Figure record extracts
· · · ·

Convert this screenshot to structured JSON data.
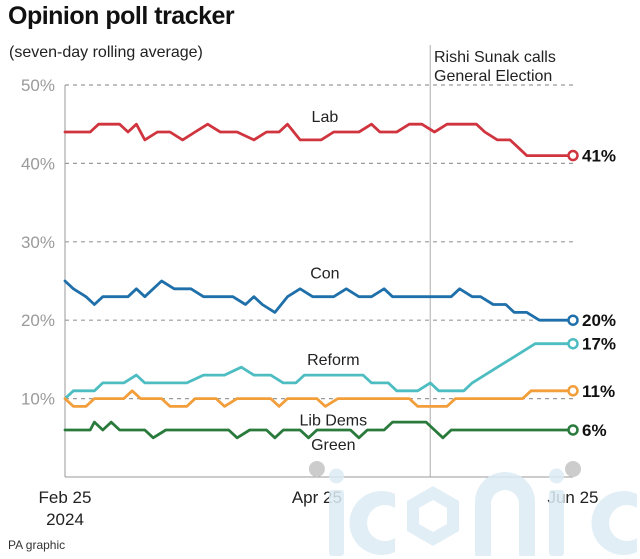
{
  "title": "Opinion poll tracker",
  "subtitle": "(seven-day rolling average)",
  "event_label": [
    "Rishi Sunak calls",
    "General Election"
  ],
  "credit": "PA graphic",
  "watermark": "iconic",
  "colors": {
    "Lab": "#d0353f",
    "Con": "#1f70aa",
    "Reform": "#4dbdc1",
    "Lib Dems": "#f29e3a",
    "Green": "#2a7a3c",
    "grid": "#9a9a9a",
    "ytick": "#9a9a9a",
    "marker": "#cccccc"
  },
  "chart_data": {
    "type": "line",
    "title": "Opinion poll tracker",
    "subtitle": "(seven-day rolling average)",
    "ylim": [
      0,
      50
    ],
    "yticks": [
      10,
      20,
      30,
      40,
      50
    ],
    "ytick_labels": [
      "10%",
      "20%",
      "30%",
      "40%",
      "50%"
    ],
    "x_range": [
      "2024-02-25",
      "2024-06-25"
    ],
    "x_tick_labels": [
      {
        "date": "2024-02-25",
        "lines": [
          "Feb 25",
          "2024"
        ]
      },
      {
        "date": "2024-04-25",
        "lines": [
          "Apr 25"
        ]
      },
      {
        "date": "2024-06-25",
        "lines": [
          "Jun 25"
        ]
      }
    ],
    "event": {
      "date": "2024-05-22",
      "label": "Rishi Sunak calls General Election"
    },
    "grid": true,
    "series": [
      {
        "name": "Lab",
        "final_label": "41%",
        "points": [
          [
            "2024-02-25",
            44
          ],
          [
            "2024-03-02",
            44
          ],
          [
            "2024-03-04",
            45
          ],
          [
            "2024-03-09",
            45
          ],
          [
            "2024-03-11",
            44
          ],
          [
            "2024-03-13",
            45
          ],
          [
            "2024-03-15",
            43
          ],
          [
            "2024-03-18",
            44
          ],
          [
            "2024-03-21",
            44
          ],
          [
            "2024-03-24",
            43
          ],
          [
            "2024-03-27",
            44
          ],
          [
            "2024-03-30",
            45
          ],
          [
            "2024-04-02",
            44
          ],
          [
            "2024-04-06",
            44
          ],
          [
            "2024-04-10",
            43
          ],
          [
            "2024-04-13",
            44
          ],
          [
            "2024-04-16",
            44
          ],
          [
            "2024-04-18",
            45
          ],
          [
            "2024-04-21",
            43
          ],
          [
            "2024-04-26",
            43
          ],
          [
            "2024-04-29",
            44
          ],
          [
            "2024-05-05",
            44
          ],
          [
            "2024-05-08",
            45
          ],
          [
            "2024-05-10",
            44
          ],
          [
            "2024-05-14",
            44
          ],
          [
            "2024-05-17",
            45
          ],
          [
            "2024-05-20",
            45
          ],
          [
            "2024-05-23",
            44
          ],
          [
            "2024-05-26",
            45
          ],
          [
            "2024-06-02",
            45
          ],
          [
            "2024-06-04",
            44
          ],
          [
            "2024-06-07",
            43
          ],
          [
            "2024-06-10",
            43
          ],
          [
            "2024-06-12",
            42
          ],
          [
            "2024-06-14",
            41
          ],
          [
            "2024-06-25",
            41
          ]
        ]
      },
      {
        "name": "Con",
        "final_label": "20%",
        "points": [
          [
            "2024-02-25",
            25
          ],
          [
            "2024-02-27",
            24
          ],
          [
            "2024-03-01",
            23
          ],
          [
            "2024-03-03",
            22
          ],
          [
            "2024-03-05",
            23
          ],
          [
            "2024-03-11",
            23
          ],
          [
            "2024-03-13",
            24
          ],
          [
            "2024-03-15",
            23
          ],
          [
            "2024-03-19",
            25
          ],
          [
            "2024-03-22",
            24
          ],
          [
            "2024-03-26",
            24
          ],
          [
            "2024-03-29",
            23
          ],
          [
            "2024-04-05",
            23
          ],
          [
            "2024-04-08",
            22
          ],
          [
            "2024-04-10",
            23
          ],
          [
            "2024-04-12",
            22
          ],
          [
            "2024-04-15",
            21
          ],
          [
            "2024-04-18",
            23
          ],
          [
            "2024-04-21",
            24
          ],
          [
            "2024-04-24",
            23
          ],
          [
            "2024-04-29",
            23
          ],
          [
            "2024-05-02",
            24
          ],
          [
            "2024-05-05",
            23
          ],
          [
            "2024-05-08",
            23
          ],
          [
            "2024-05-11",
            24
          ],
          [
            "2024-05-13",
            23
          ],
          [
            "2024-05-27",
            23
          ],
          [
            "2024-05-29",
            24
          ],
          [
            "2024-06-01",
            23
          ],
          [
            "2024-06-03",
            23
          ],
          [
            "2024-06-06",
            22
          ],
          [
            "2024-06-09",
            22
          ],
          [
            "2024-06-11",
            21
          ],
          [
            "2024-06-14",
            21
          ],
          [
            "2024-06-17",
            20
          ],
          [
            "2024-06-25",
            20
          ]
        ]
      },
      {
        "name": "Reform",
        "final_label": "17%",
        "points": [
          [
            "2024-02-25",
            10
          ],
          [
            "2024-02-27",
            11
          ],
          [
            "2024-03-03",
            11
          ],
          [
            "2024-03-05",
            12
          ],
          [
            "2024-03-10",
            12
          ],
          [
            "2024-03-13",
            13
          ],
          [
            "2024-03-15",
            12
          ],
          [
            "2024-03-25",
            12
          ],
          [
            "2024-03-29",
            13
          ],
          [
            "2024-04-03",
            13
          ],
          [
            "2024-04-07",
            14
          ],
          [
            "2024-04-10",
            13
          ],
          [
            "2024-04-14",
            13
          ],
          [
            "2024-04-17",
            12
          ],
          [
            "2024-04-20",
            12
          ],
          [
            "2024-04-22",
            13
          ],
          [
            "2024-05-06",
            13
          ],
          [
            "2024-05-08",
            12
          ],
          [
            "2024-05-12",
            12
          ],
          [
            "2024-05-14",
            11
          ],
          [
            "2024-05-19",
            11
          ],
          [
            "2024-05-22",
            12
          ],
          [
            "2024-05-24",
            11
          ],
          [
            "2024-05-30",
            11
          ],
          [
            "2024-06-01",
            12
          ],
          [
            "2024-06-04",
            13
          ],
          [
            "2024-06-07",
            14
          ],
          [
            "2024-06-10",
            15
          ],
          [
            "2024-06-13",
            16
          ],
          [
            "2024-06-16",
            17
          ],
          [
            "2024-06-25",
            17
          ]
        ]
      },
      {
        "name": "Lib Dems",
        "final_label": "11%",
        "points": [
          [
            "2024-02-25",
            10
          ],
          [
            "2024-02-27",
            9
          ],
          [
            "2024-03-01",
            9
          ],
          [
            "2024-03-03",
            10
          ],
          [
            "2024-03-10",
            10
          ],
          [
            "2024-03-12",
            11
          ],
          [
            "2024-03-14",
            10
          ],
          [
            "2024-03-19",
            10
          ],
          [
            "2024-03-21",
            9
          ],
          [
            "2024-03-25",
            9
          ],
          [
            "2024-03-27",
            10
          ],
          [
            "2024-04-01",
            10
          ],
          [
            "2024-04-03",
            9
          ],
          [
            "2024-04-06",
            10
          ],
          [
            "2024-04-14",
            10
          ],
          [
            "2024-04-16",
            9
          ],
          [
            "2024-04-18",
            10
          ],
          [
            "2024-04-25",
            10
          ],
          [
            "2024-04-27",
            9
          ],
          [
            "2024-04-30",
            10
          ],
          [
            "2024-05-17",
            10
          ],
          [
            "2024-05-19",
            9
          ],
          [
            "2024-05-26",
            9
          ],
          [
            "2024-05-28",
            10
          ],
          [
            "2024-06-13",
            10
          ],
          [
            "2024-06-15",
            11
          ],
          [
            "2024-06-25",
            11
          ]
        ]
      },
      {
        "name": "Green",
        "final_label": "6%",
        "points": [
          [
            "2024-02-25",
            6
          ],
          [
            "2024-03-02",
            6
          ],
          [
            "2024-03-03",
            7
          ],
          [
            "2024-03-05",
            6
          ],
          [
            "2024-03-07",
            7
          ],
          [
            "2024-03-09",
            6
          ],
          [
            "2024-03-15",
            6
          ],
          [
            "2024-03-17",
            5
          ],
          [
            "2024-03-20",
            6
          ],
          [
            "2024-04-04",
            6
          ],
          [
            "2024-04-06",
            5
          ],
          [
            "2024-04-09",
            6
          ],
          [
            "2024-04-13",
            6
          ],
          [
            "2024-04-15",
            5
          ],
          [
            "2024-04-17",
            6
          ],
          [
            "2024-04-21",
            6
          ],
          [
            "2024-04-23",
            5
          ],
          [
            "2024-04-25",
            6
          ],
          [
            "2024-05-03",
            6
          ],
          [
            "2024-05-05",
            5
          ],
          [
            "2024-05-07",
            6
          ],
          [
            "2024-05-11",
            6
          ],
          [
            "2024-05-13",
            7
          ],
          [
            "2024-05-21",
            7
          ],
          [
            "2024-05-23",
            6
          ],
          [
            "2024-05-25",
            5
          ],
          [
            "2024-05-27",
            6
          ],
          [
            "2024-06-25",
            6
          ]
        ]
      }
    ]
  }
}
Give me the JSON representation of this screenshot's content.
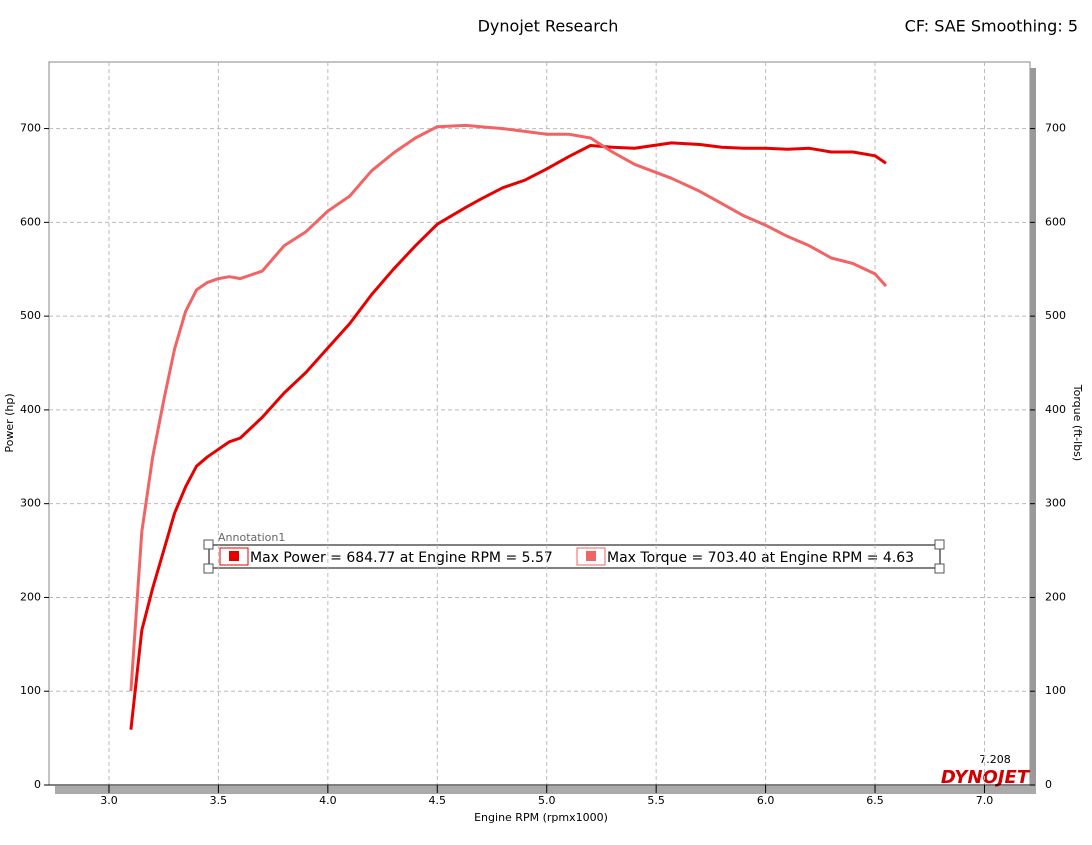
{
  "chart_data": {
    "type": "line",
    "title": "Dynojet Research",
    "subtitle": "CF: SAE Smoothing: 5",
    "x_label": "Engine RPM (rpmx1000)",
    "y_label": "Power (hp)",
    "y2_label": "Torque (ft-lbs)",
    "annotation": "Annotation1",
    "logo": "DYNOJET",
    "x": [
      3.1,
      3.15,
      3.2,
      3.25,
      3.3,
      3.35,
      3.4,
      3.45,
      3.5,
      3.55,
      3.6,
      3.7,
      3.8,
      3.9,
      4.0,
      4.1,
      4.2,
      4.3,
      4.4,
      4.5,
      4.63,
      4.7,
      4.8,
      4.9,
      5.0,
      5.1,
      5.2,
      5.3,
      5.4,
      5.57,
      5.7,
      5.8,
      5.9,
      6.0,
      6.1,
      6.2,
      6.3,
      6.4,
      6.5,
      6.55
    ],
    "series": [
      {
        "name": "Max Power = 684.77 at Engine RPM = 5.57",
        "color": "#e80000",
        "values": [
          59,
          165,
          210,
          250,
          290,
          318,
          340,
          350,
          358,
          366,
          370,
          392,
          418,
          440,
          466,
          492,
          523,
          550,
          575,
          598,
          616,
          625,
          637,
          645,
          657,
          670,
          682,
          680,
          679,
          684.77,
          683,
          680,
          679,
          679,
          678,
          679,
          675,
          675,
          671,
          663
        ]
      },
      {
        "name": "Max Torque = 703.40 at Engine RPM = 4.63",
        "color": "#f26363",
        "axis": "y2",
        "values": [
          100,
          270,
          350,
          410,
          465,
          505,
          528,
          536,
          540,
          542,
          540,
          548,
          575,
          590,
          612,
          628,
          655,
          674,
          690,
          702,
          703.4,
          702,
          700,
          697,
          694,
          694,
          690,
          675,
          662,
          647,
          633,
          620,
          607,
          597,
          585,
          575,
          562,
          556,
          545,
          532
        ]
      }
    ],
    "xlim": [
      2.726,
      7.208
    ],
    "xticks": [
      {
        "value": 3,
        "label": "3.0"
      },
      3.5,
      {
        "value": 4,
        "label": "4.0"
      },
      4.5,
      {
        "value": 5,
        "label": "5.0"
      },
      5.5,
      {
        "value": 6,
        "label": "6.0"
      },
      6.5,
      {
        "value": 7,
        "label": "7.0"
      }
    ],
    "ylim": [
      0,
      771
    ],
    "yticks": [
      0,
      100,
      200,
      300,
      400,
      500,
      600,
      700
    ],
    "y2lim": [
      0,
      771
    ],
    "y2ticks": [
      0,
      100,
      200,
      300,
      400,
      500,
      600,
      700
    ],
    "grid": true
  }
}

· · · ·

Task description =>
Collect from the data above every line that includes "calls".

Answer to the problem =>
    "Rishi Sunak calls",
      "label": "Rishi Sunak calls General Election"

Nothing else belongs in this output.